_Task directions:_
Within the records below, find each line that holds the string "Skill", then copy it.

[Dataset rows]
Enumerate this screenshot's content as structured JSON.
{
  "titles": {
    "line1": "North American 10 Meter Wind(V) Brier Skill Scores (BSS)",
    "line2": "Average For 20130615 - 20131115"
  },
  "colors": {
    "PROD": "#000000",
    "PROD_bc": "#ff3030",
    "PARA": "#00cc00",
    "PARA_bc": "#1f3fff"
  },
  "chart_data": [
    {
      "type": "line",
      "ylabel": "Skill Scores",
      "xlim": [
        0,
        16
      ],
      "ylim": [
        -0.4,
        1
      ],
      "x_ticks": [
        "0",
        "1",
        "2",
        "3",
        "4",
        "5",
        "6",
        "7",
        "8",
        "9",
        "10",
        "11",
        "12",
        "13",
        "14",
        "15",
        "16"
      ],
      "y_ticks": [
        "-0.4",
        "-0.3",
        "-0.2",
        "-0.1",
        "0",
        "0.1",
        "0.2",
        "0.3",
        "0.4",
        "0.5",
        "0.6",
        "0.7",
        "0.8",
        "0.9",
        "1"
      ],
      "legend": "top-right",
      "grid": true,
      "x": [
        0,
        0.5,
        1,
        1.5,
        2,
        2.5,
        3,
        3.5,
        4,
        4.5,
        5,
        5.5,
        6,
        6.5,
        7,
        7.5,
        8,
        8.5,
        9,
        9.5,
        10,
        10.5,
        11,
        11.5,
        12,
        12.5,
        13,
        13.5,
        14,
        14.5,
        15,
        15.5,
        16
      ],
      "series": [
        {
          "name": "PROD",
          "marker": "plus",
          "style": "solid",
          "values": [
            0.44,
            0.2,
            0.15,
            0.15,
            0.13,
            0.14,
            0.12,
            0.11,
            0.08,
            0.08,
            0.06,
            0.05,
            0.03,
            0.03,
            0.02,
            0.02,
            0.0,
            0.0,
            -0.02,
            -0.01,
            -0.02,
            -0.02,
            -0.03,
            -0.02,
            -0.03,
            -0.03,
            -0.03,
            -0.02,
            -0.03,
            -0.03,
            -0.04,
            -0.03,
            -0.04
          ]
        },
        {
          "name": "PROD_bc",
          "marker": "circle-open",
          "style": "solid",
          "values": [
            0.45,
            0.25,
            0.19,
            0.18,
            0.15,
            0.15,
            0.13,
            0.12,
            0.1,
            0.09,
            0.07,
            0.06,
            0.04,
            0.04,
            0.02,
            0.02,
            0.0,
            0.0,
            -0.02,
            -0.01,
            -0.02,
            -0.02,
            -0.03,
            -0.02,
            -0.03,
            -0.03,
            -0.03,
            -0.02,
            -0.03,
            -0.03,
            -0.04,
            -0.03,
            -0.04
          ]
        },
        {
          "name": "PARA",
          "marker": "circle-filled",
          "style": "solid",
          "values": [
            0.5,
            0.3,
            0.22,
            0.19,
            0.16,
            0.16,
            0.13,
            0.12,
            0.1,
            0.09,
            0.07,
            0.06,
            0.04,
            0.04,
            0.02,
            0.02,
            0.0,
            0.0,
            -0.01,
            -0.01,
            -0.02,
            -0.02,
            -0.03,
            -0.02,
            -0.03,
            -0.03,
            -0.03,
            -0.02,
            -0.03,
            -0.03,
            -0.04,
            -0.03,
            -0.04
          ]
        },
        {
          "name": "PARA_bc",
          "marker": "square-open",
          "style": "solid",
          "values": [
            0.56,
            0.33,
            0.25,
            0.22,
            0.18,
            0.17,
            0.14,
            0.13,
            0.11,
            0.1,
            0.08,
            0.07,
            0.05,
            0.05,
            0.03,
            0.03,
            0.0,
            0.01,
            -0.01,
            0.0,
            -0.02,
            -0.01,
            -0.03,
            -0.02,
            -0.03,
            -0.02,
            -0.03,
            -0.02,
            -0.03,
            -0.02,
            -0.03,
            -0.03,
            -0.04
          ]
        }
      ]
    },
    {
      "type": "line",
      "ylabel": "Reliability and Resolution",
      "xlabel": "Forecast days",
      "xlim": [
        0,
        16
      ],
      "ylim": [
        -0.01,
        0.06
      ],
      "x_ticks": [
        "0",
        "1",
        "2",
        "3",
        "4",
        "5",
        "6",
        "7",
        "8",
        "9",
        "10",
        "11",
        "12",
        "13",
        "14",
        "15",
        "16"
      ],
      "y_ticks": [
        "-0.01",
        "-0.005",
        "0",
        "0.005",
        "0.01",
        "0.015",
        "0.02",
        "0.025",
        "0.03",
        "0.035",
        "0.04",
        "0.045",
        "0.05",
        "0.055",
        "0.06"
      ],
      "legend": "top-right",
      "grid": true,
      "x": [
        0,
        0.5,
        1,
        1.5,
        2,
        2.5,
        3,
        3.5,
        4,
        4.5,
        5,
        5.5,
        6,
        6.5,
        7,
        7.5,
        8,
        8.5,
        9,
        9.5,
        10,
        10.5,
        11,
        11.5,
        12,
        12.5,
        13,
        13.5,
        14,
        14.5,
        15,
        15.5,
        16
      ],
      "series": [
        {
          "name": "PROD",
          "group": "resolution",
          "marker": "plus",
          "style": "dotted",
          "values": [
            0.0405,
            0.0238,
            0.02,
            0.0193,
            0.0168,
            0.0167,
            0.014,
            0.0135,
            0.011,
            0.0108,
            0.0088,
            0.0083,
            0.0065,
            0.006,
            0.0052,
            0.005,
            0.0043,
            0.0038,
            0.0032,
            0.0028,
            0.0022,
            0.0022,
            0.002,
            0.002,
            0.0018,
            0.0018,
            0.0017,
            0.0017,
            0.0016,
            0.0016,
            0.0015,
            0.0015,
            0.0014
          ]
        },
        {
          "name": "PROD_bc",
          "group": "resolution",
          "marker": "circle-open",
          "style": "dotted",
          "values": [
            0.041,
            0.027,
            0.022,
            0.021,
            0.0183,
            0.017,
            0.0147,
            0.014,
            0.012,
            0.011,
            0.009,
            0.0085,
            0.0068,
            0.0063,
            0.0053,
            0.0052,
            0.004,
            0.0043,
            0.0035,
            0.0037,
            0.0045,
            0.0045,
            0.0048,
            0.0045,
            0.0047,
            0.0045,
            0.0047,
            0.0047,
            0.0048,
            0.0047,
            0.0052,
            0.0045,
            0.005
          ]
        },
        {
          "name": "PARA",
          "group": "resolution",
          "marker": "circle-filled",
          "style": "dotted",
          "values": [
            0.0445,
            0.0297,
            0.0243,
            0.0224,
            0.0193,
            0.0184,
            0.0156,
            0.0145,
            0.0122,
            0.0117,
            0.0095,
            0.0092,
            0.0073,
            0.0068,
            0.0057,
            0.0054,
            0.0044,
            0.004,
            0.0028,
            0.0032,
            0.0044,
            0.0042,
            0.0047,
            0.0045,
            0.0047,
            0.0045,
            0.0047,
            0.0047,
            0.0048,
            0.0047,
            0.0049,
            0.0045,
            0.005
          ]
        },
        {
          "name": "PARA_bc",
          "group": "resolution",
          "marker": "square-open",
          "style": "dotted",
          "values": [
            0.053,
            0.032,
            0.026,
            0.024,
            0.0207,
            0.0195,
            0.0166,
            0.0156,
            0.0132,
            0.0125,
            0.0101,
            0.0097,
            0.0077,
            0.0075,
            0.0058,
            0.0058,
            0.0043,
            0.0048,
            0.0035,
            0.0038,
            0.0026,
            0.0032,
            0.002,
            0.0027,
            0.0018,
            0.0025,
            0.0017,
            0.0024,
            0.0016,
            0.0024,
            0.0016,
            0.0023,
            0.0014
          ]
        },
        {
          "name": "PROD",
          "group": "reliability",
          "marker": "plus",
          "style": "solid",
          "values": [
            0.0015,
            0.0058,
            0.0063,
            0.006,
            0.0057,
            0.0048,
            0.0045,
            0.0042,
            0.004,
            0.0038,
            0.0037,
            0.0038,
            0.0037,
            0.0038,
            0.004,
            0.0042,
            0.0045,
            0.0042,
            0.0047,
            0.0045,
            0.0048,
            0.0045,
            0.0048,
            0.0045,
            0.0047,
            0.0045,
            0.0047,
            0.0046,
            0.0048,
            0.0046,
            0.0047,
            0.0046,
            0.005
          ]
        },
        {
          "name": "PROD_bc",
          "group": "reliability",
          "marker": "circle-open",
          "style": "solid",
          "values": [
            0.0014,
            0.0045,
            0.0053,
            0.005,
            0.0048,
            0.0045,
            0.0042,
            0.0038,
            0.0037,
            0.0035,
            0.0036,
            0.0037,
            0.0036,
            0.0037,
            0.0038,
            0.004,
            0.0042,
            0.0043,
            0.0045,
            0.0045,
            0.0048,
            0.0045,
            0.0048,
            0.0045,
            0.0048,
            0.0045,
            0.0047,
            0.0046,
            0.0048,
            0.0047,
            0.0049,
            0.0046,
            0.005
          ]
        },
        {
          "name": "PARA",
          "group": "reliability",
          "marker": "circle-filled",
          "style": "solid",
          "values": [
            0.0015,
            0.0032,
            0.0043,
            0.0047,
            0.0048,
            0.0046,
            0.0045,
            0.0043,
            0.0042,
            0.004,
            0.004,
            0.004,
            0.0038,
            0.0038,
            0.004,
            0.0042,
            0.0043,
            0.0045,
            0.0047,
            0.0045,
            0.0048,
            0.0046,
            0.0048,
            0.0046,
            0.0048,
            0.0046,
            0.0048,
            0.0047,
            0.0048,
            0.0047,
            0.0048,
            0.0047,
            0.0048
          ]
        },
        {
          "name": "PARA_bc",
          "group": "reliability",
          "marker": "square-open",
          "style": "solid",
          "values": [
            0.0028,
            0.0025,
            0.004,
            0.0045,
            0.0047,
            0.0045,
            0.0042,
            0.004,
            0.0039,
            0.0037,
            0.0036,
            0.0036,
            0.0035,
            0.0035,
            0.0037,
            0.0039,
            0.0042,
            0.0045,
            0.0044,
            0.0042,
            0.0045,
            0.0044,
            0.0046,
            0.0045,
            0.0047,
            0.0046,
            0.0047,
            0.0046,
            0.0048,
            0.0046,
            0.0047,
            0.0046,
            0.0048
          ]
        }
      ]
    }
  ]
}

_Task result:_
    "line1": "North American 10 Meter Wind(V) Brier Skill Scores (BSS)",
      "ylabel": "Skill Scores",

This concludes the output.